- Directive: Collect every line of the records below that contains the word "cuttings".
>> START Data in this exercise
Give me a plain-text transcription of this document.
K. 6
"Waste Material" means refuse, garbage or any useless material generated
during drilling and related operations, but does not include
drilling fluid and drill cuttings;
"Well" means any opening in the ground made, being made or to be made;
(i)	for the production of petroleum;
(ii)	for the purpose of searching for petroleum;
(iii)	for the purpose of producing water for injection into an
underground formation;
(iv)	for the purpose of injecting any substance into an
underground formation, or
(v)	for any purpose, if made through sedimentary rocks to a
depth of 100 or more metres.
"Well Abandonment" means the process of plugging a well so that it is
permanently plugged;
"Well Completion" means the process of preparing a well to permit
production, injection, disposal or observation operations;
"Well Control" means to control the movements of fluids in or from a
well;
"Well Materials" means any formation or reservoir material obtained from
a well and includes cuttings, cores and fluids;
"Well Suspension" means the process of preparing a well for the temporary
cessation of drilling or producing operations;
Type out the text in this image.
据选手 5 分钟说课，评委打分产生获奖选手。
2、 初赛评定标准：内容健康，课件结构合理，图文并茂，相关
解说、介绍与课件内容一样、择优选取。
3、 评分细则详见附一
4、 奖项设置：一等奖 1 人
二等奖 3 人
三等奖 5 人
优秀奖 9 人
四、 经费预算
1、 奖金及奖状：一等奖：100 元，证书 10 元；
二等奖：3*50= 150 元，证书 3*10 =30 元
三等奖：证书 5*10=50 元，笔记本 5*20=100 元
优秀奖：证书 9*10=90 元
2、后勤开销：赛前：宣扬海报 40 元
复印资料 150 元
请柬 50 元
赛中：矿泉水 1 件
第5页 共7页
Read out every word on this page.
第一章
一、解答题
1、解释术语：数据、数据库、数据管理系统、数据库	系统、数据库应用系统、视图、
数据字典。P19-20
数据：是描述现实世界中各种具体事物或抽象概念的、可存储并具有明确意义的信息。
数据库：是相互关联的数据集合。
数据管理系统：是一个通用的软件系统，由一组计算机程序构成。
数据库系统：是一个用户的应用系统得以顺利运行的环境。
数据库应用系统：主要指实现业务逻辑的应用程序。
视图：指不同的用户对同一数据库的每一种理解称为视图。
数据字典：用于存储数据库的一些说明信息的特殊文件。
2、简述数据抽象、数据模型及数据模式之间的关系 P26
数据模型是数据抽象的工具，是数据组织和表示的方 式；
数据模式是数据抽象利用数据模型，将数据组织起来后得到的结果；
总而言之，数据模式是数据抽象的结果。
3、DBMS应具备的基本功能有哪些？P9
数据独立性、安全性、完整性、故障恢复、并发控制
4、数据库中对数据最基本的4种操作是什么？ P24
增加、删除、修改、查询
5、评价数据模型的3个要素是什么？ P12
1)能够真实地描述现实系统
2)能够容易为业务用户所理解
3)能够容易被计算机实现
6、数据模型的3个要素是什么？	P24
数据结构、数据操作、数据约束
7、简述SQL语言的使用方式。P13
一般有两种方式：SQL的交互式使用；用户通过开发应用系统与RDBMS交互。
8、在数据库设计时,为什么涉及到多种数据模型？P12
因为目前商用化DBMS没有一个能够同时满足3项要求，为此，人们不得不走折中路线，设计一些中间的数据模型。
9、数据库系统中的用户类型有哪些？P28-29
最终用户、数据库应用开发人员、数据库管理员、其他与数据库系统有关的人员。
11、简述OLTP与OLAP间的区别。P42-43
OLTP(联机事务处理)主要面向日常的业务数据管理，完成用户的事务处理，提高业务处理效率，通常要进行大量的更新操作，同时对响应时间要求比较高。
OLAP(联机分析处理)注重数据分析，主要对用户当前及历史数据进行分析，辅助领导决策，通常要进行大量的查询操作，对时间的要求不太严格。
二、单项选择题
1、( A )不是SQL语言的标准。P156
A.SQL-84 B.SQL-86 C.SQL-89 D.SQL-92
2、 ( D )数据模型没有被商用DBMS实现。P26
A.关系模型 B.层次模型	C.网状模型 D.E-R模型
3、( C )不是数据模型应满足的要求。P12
>> END Data in this exercise
- Answer in full:
drilling fluid and drill cuttings;
a well and includes cuttings, cores and fluids;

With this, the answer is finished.